Text block
I respectfully dissent. In my view, the owner of real property is constitutionally entitled both to a proper notice and an effective opportunity to be heard before either the people or its government may change substantially the uses of the property. The majority holds otherwise. It concludes that while the grant of a zoning variance or use permit on real property is an “adjudicative” act, the amendment of an entire zoning ordinance is “legislative” in character even though that amendment affects only a very few parcels of land owned by only a very few persons. (Ante, pp. 518-519.) In so holding, the majority emphasizes the form of the administrative action, without considering either its substance or effect.

Supplied data
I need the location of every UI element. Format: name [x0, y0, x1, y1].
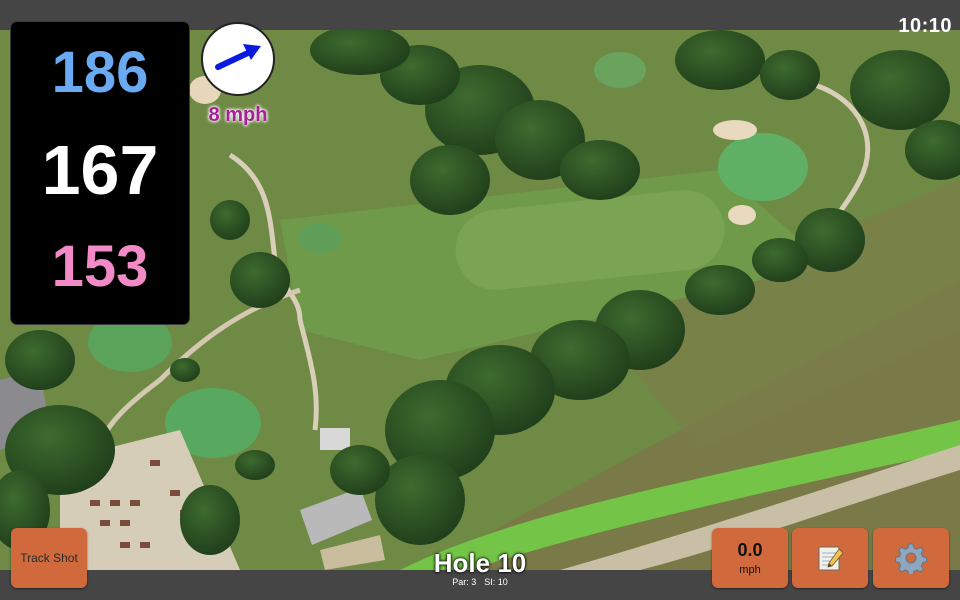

Task list
(1) Echo the part of the dissent that opens with the words containing "I respectfully dissent." and closes with "substance or effect.".
(2) According to the dissent, what two things is the owner of real property constitutionally entitled to before the uses of the property may be substantially changed?
(3) Go on with the zoning dissent from where it stops.
The lines aren't needed for any of this.

Answers to each task
(1)
I respectfully dissent. In my view, the owner of real property is constitutionally entitled both to a proper notice and an effective opportunity to be heard before either the people or its government may change substantially the uses of the property. The majority holds otherwise. It concludes that while the grant of a zoning variance or use permit on real property is an “adjudicative” act, the amendment of an entire zoning ordinance is “legislative” in character even though that amendment affects only a very few parcels of land owned by only a very few persons. (Ante, pp. 518-519.) In so holding, the majority emphasizes the form of the administrative action, without considering either its substance or effect.

(2) A proper notice and an effective opportunity to be heard.

(3)
The result is to deny appellant property owners important due process protections to which they clearly should be entitled when their property is subjected to an adjudicative disposition. Approximately 12 percent of the registered voters of Costa Mesa, by approval of an initiative, are permitted to abort the construction of a carefully considered moderate income housing project without giving appellant owners any prior opportunity to express their opposition at a full public hearing. When measured against this sacrifice of fundamental constitutional rights and interests the majority’s expressed concern for the saving of “administrative costs” {id., at p. 523) is of substantially less importance.
*526I find merit in appellants’ primary contention that the rezoning of a very small number of specific parcels of property privately owned by a few landowners is essentially an adjudicative action which constitutionally requires that the affected owners be afforded both notice and a reasonable opportunity for hearing which are not presently afforded by the initiative process.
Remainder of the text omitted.